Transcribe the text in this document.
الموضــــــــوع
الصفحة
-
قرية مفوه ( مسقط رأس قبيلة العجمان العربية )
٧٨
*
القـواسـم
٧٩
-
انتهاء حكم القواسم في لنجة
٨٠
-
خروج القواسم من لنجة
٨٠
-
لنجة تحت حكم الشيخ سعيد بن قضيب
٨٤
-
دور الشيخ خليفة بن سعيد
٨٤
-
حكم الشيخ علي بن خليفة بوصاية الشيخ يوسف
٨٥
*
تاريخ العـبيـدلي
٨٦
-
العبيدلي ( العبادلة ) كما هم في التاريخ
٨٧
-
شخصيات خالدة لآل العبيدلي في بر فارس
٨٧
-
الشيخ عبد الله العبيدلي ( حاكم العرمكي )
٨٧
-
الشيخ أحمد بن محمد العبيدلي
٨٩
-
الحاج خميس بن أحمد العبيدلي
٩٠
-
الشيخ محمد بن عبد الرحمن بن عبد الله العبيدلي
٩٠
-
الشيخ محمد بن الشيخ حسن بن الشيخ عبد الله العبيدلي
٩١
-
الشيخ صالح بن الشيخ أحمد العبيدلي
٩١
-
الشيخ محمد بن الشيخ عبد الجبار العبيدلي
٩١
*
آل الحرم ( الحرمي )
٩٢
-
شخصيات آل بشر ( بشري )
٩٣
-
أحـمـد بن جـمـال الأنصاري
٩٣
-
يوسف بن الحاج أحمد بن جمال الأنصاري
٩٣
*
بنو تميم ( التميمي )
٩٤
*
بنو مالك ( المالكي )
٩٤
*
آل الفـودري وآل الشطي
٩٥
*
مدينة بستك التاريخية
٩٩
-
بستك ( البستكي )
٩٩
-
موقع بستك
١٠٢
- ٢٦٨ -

########

▶ **What needs to be done**
Among the entries above, identify all lines with "يوسف" and copy them.

▶ **Answer to this problem**
حكم الشيخ علي بن خليفة بوصاية الشيخ يوسف
يوسف بن الحاج أحمد بن جمال الأنصاري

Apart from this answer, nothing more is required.